Written request. Collect from the data below each line with "number".

________________

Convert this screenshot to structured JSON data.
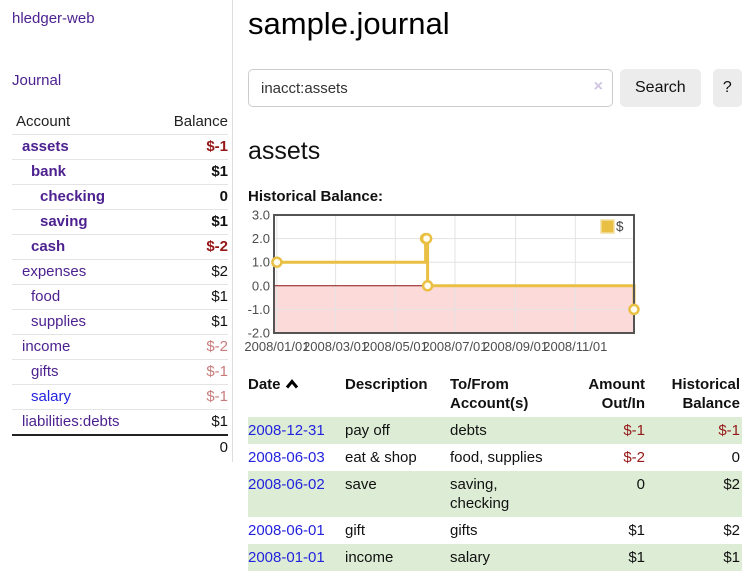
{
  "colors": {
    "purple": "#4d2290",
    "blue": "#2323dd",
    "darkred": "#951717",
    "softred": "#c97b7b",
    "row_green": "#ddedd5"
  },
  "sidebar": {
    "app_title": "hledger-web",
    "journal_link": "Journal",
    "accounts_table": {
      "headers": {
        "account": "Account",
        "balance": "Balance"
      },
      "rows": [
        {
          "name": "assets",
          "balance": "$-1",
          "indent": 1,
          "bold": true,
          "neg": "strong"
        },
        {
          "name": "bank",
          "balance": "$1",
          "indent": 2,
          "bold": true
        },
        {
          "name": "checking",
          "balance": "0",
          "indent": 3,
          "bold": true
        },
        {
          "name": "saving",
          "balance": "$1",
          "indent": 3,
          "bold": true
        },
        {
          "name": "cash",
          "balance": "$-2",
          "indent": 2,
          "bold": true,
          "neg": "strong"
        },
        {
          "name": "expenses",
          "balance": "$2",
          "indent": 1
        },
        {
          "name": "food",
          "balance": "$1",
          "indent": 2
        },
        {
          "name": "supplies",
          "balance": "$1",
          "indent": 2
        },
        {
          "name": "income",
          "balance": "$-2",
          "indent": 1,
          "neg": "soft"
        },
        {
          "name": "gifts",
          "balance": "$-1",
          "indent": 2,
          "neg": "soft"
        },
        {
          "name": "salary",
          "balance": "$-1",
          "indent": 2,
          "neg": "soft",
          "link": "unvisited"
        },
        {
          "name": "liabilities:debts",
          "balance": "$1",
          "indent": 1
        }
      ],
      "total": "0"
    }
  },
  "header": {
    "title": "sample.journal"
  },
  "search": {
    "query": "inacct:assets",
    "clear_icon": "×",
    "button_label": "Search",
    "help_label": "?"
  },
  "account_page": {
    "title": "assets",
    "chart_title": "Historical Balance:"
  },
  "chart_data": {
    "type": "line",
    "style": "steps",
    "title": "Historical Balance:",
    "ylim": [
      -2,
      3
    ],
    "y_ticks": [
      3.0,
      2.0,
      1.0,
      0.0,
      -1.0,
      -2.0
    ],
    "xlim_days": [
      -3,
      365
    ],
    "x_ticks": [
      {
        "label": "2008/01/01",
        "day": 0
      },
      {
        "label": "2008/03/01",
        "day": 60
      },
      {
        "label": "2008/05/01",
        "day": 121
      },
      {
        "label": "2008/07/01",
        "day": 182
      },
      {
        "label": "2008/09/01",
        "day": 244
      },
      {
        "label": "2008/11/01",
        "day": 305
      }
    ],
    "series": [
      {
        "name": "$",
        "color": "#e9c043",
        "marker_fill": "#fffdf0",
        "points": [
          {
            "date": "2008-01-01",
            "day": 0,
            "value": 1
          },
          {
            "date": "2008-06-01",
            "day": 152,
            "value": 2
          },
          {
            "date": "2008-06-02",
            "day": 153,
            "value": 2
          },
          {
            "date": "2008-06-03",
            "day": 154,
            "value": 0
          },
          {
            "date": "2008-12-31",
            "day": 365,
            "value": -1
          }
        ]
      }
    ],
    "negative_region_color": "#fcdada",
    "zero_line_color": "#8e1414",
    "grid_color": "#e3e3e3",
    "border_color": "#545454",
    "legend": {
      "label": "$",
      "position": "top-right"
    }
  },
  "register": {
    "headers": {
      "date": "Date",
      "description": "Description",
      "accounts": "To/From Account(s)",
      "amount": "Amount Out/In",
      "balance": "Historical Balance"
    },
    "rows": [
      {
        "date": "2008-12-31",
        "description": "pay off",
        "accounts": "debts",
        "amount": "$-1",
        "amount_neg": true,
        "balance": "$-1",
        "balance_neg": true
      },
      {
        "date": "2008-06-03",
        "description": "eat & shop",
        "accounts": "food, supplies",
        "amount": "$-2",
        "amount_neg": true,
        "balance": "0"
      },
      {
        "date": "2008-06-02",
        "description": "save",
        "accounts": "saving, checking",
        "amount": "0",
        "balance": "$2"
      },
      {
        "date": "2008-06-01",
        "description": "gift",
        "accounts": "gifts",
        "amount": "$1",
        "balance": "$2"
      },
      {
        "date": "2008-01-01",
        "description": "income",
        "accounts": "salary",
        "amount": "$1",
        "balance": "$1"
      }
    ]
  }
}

________________

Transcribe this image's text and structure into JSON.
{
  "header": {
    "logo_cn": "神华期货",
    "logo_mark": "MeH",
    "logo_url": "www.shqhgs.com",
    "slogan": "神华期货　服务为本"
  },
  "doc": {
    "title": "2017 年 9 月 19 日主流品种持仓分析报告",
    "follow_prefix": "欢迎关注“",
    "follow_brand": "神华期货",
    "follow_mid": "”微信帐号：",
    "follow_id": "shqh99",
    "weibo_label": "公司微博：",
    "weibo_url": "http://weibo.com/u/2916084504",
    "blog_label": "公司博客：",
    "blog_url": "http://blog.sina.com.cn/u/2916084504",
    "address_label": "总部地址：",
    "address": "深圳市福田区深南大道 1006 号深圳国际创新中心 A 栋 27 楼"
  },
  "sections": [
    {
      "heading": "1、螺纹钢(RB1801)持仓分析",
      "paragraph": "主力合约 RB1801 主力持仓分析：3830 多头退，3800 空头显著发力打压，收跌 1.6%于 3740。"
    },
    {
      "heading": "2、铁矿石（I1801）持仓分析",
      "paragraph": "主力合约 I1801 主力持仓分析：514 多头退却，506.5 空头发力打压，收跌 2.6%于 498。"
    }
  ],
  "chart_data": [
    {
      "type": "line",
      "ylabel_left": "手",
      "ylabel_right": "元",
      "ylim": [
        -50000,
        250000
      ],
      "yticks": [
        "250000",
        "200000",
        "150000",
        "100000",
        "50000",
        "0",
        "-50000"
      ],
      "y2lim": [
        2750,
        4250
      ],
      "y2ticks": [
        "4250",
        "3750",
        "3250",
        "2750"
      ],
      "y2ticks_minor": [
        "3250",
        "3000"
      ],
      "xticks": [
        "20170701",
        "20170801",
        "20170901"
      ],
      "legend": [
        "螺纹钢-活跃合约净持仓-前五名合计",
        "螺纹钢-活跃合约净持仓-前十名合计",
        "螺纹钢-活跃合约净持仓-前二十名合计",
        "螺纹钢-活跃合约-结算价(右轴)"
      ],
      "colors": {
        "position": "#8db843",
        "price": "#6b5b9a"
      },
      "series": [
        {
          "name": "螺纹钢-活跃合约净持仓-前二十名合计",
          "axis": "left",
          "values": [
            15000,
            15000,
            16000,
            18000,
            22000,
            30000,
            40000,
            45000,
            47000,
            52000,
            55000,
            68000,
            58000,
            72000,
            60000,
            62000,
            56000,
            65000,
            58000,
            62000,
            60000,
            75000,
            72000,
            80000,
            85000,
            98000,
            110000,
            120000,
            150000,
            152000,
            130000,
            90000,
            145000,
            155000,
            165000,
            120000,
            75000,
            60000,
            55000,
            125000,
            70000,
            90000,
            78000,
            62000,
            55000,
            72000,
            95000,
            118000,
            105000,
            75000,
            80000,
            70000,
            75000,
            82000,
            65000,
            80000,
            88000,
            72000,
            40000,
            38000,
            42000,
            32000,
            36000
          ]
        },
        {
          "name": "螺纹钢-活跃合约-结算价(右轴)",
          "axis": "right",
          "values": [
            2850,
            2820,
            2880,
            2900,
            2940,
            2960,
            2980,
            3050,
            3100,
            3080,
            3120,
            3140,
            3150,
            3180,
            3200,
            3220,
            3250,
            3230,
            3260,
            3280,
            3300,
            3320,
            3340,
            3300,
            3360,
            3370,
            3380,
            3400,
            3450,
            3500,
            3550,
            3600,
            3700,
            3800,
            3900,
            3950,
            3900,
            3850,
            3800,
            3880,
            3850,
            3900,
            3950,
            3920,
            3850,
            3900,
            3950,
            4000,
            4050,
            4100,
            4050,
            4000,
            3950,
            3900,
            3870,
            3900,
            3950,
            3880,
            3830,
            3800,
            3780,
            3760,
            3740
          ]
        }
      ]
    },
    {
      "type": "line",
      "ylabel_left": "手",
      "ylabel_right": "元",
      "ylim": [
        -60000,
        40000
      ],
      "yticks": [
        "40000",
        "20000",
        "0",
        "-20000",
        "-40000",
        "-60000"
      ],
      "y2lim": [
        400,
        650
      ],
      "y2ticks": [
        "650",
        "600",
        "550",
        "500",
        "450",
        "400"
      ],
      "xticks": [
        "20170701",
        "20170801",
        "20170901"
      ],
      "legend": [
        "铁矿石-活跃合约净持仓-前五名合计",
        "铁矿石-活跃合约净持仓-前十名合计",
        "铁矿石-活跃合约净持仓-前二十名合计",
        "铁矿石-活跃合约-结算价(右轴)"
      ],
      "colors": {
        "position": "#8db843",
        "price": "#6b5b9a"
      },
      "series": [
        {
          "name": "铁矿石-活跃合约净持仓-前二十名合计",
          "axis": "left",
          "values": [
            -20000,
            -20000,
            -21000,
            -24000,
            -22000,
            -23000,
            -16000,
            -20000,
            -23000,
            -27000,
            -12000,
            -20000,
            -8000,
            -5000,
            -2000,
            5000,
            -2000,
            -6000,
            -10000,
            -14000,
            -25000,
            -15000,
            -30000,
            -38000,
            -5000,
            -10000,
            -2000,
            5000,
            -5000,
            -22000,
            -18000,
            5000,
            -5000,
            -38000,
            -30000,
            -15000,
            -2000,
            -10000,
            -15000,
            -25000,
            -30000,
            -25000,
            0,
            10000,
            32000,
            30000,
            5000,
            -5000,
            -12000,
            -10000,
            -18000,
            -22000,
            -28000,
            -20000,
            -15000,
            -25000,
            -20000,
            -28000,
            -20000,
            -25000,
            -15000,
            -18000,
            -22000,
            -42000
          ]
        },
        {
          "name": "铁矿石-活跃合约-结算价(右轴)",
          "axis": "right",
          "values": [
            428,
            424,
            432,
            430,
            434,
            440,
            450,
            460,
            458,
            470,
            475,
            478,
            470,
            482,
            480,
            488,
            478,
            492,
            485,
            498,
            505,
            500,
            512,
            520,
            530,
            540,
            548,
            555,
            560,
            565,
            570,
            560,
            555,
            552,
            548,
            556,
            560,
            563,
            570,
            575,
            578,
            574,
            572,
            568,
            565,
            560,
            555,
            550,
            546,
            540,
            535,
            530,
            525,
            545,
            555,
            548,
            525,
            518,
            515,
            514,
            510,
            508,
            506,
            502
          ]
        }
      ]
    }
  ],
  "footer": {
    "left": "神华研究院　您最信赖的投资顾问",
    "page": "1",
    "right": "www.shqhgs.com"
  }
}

________________

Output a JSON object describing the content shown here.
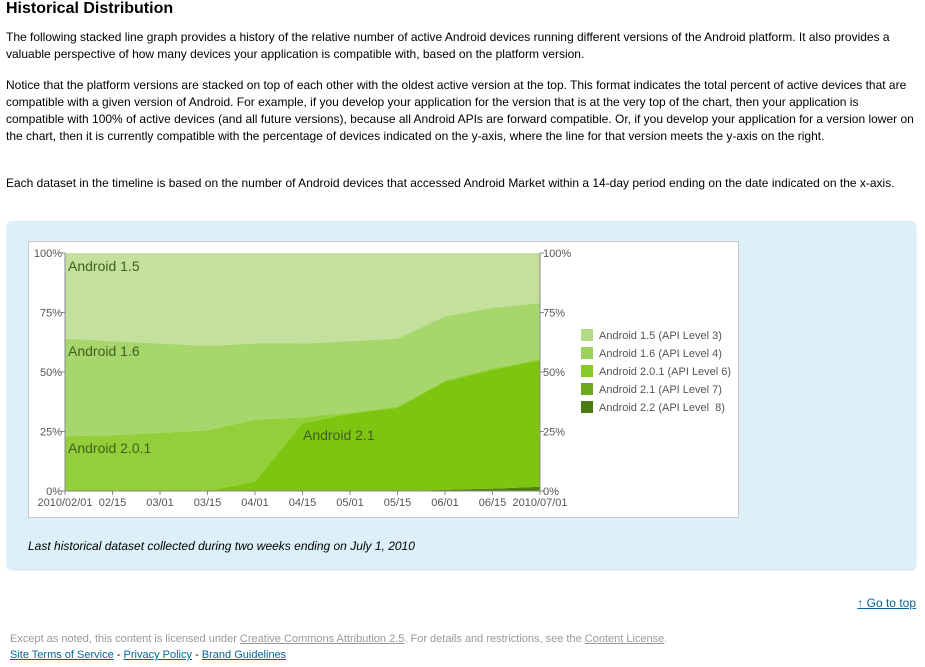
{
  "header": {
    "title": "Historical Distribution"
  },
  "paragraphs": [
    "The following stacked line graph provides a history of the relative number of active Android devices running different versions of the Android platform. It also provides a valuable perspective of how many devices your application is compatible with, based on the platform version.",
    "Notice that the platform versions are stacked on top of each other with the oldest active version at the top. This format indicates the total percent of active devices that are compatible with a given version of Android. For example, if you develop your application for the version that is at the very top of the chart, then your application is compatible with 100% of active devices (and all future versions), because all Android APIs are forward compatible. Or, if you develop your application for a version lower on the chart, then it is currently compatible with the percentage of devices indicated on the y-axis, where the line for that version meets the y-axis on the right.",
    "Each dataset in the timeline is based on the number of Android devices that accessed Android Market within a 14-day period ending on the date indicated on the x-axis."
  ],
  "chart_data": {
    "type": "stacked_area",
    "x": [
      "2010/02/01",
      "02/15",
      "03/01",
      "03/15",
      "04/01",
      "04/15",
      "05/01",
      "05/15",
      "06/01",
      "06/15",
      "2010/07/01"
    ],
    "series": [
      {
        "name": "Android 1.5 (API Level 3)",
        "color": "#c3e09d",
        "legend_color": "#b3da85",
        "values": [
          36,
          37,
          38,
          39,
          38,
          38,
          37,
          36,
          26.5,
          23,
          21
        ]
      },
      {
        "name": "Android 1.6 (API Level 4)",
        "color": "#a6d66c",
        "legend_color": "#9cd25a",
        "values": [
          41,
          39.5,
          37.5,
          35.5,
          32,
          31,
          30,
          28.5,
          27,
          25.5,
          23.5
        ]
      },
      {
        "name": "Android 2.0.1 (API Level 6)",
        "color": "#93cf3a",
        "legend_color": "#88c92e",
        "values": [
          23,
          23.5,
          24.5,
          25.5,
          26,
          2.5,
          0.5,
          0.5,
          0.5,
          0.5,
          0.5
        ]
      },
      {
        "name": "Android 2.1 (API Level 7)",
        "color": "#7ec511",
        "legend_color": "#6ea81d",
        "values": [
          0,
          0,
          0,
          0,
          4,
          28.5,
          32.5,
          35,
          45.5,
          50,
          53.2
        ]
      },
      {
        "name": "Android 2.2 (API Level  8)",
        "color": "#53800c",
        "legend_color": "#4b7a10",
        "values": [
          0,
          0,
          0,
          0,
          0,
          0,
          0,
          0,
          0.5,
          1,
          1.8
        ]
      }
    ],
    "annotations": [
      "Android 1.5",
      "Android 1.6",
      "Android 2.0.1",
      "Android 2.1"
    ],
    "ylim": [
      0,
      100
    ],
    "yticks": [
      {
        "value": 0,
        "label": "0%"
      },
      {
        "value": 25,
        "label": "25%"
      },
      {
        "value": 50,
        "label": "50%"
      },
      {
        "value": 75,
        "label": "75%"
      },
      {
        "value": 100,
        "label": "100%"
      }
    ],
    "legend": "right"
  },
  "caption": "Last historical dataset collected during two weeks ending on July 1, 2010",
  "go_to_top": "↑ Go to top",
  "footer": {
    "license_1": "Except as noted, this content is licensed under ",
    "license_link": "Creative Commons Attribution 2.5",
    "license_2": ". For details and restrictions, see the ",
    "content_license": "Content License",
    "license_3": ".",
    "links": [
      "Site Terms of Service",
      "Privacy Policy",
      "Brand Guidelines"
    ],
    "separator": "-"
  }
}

________________

Exercise output.
    "The following stacked line graph provides a history of the relative number of active Android devices running different versions of the Android platform. It also provides a valuable perspective of how many devices your application is compatible with, based on the platform version.",
    "Each dataset in the timeline is based on the number of Android devices that accessed Android Market within a 14-day period ending on the date indicated on the x-axis."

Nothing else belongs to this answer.